▼

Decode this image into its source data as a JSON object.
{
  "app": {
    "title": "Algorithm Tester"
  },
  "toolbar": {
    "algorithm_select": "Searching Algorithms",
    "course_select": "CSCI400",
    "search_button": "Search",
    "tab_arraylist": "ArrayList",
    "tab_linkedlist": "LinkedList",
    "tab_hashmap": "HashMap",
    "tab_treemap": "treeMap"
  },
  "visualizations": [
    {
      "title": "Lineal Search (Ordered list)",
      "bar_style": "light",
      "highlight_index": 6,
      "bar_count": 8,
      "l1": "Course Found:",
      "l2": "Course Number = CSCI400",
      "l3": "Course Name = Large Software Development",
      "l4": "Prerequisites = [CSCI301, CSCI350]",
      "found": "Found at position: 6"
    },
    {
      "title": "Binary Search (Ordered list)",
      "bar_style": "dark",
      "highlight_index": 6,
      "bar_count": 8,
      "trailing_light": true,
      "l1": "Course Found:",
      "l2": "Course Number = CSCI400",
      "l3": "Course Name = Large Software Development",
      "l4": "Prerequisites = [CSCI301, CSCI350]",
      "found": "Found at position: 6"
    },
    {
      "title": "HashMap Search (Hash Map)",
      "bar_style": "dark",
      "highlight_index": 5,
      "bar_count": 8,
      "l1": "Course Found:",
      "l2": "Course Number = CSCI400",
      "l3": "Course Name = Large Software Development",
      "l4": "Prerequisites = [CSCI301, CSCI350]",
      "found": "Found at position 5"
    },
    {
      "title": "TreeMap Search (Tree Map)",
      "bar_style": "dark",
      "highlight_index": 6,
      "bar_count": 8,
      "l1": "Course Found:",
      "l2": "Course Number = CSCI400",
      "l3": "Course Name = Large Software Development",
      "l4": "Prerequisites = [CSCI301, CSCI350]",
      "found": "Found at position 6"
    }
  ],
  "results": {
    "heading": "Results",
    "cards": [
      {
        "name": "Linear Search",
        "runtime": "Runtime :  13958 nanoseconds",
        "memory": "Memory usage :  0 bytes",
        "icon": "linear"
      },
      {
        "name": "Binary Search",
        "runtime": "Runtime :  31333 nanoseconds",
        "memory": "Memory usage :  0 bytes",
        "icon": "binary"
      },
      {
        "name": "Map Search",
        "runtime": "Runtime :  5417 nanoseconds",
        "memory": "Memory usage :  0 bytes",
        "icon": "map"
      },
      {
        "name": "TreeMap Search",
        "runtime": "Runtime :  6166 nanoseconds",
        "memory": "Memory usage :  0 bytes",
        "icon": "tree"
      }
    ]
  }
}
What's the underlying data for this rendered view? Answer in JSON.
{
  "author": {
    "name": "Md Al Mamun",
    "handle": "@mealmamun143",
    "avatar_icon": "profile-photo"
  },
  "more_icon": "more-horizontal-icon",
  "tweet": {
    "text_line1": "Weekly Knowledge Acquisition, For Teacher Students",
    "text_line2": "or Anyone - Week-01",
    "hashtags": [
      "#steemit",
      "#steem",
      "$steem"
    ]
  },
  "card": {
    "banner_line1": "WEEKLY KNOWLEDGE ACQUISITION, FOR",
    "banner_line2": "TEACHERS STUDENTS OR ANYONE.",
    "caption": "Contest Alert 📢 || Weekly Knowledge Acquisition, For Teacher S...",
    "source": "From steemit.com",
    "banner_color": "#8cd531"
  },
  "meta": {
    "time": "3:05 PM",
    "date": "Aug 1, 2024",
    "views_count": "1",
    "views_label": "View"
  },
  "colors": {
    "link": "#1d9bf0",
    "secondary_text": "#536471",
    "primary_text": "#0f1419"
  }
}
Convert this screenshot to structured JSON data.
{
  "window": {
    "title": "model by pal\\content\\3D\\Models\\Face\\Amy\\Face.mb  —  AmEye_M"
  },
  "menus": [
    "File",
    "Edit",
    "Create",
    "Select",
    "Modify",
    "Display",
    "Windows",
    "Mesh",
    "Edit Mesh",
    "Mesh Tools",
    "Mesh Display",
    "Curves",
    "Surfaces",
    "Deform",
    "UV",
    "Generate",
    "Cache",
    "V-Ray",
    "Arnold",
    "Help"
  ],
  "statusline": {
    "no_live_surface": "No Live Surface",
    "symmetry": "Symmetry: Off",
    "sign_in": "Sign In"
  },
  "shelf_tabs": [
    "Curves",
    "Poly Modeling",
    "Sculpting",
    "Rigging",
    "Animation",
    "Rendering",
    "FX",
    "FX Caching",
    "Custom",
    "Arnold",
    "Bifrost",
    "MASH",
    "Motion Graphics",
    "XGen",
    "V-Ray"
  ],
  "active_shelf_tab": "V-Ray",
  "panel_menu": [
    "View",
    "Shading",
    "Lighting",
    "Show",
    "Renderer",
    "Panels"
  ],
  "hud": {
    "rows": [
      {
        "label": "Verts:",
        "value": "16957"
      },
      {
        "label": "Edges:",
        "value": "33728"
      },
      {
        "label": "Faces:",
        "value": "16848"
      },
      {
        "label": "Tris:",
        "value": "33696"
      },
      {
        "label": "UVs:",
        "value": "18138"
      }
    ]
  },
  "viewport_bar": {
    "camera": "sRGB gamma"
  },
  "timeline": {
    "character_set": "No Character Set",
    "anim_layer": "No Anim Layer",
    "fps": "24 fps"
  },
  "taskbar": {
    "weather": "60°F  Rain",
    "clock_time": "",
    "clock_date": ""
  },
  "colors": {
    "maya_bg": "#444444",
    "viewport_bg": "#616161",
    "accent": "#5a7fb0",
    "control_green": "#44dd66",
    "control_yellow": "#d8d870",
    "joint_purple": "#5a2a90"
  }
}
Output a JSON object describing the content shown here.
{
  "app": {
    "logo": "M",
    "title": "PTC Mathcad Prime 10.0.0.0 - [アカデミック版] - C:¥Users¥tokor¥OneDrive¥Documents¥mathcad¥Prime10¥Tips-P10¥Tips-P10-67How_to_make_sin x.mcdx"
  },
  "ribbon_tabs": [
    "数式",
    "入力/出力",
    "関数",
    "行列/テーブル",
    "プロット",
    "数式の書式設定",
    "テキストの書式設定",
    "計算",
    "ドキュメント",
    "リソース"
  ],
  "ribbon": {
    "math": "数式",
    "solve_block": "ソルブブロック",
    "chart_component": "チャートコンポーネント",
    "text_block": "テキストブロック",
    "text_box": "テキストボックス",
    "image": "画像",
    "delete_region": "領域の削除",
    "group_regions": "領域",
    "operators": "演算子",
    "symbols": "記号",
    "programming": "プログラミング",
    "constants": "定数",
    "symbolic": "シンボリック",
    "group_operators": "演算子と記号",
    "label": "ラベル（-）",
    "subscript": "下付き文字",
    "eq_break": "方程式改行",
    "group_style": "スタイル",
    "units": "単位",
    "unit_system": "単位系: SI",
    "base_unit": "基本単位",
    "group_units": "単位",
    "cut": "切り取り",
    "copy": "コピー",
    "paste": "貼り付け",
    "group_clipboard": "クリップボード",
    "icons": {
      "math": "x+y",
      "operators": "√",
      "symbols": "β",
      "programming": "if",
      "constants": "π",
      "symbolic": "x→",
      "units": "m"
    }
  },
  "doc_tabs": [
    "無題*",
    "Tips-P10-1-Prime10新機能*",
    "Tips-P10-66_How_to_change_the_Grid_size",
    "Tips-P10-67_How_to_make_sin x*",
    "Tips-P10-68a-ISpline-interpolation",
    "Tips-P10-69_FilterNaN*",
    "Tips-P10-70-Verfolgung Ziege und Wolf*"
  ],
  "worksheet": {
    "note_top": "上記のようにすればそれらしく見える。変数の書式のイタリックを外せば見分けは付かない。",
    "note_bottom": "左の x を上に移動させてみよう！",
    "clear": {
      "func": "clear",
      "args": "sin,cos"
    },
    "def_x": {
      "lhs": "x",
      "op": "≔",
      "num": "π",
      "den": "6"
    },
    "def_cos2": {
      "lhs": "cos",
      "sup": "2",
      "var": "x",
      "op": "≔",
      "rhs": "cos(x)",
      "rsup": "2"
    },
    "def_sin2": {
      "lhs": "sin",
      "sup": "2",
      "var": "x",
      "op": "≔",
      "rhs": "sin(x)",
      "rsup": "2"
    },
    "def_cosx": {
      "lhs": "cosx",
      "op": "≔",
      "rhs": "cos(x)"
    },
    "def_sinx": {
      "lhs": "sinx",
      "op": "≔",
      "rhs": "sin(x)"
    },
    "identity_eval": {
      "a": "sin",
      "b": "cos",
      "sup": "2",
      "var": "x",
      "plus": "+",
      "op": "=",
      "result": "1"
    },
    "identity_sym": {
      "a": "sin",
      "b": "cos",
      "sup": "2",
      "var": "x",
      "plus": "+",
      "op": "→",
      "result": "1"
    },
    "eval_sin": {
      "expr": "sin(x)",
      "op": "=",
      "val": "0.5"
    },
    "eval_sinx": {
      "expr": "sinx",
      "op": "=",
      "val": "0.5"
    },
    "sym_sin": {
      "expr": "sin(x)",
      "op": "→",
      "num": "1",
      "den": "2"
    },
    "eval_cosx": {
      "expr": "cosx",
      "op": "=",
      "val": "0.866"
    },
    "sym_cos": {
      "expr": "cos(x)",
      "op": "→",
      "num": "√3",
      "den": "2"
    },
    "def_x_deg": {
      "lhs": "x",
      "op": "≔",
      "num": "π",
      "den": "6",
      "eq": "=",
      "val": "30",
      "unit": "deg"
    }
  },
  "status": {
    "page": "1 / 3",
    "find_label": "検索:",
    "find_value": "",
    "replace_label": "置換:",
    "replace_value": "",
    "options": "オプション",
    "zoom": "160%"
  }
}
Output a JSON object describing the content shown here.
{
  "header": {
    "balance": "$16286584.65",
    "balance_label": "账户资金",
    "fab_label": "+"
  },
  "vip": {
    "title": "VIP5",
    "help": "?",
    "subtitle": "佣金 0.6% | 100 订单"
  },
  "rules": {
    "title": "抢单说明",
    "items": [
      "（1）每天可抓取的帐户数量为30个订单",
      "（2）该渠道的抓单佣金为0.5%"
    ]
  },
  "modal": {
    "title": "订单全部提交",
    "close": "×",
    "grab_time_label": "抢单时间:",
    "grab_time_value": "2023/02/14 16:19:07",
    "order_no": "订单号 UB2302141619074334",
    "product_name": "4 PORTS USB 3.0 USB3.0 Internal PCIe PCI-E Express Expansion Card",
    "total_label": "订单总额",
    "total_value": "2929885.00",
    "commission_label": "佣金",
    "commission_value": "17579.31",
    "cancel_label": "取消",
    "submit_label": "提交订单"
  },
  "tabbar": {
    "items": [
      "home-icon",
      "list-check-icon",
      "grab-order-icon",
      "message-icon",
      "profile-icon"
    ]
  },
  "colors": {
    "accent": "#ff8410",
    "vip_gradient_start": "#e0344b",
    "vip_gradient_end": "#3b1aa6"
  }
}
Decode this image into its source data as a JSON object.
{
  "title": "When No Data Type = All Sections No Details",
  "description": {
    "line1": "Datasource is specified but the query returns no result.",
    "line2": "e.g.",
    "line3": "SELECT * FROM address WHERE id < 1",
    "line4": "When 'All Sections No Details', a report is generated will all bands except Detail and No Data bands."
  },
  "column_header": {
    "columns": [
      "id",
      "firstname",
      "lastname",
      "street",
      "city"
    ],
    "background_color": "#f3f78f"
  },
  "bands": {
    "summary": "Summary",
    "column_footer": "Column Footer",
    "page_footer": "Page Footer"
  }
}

▲

**TASK PROMPT**
Search the data for the string "profile" and copy each line where it appears.

**ANSWER IN FULL**
    "avatar_icon": "profile-photo"
      "profile-icon"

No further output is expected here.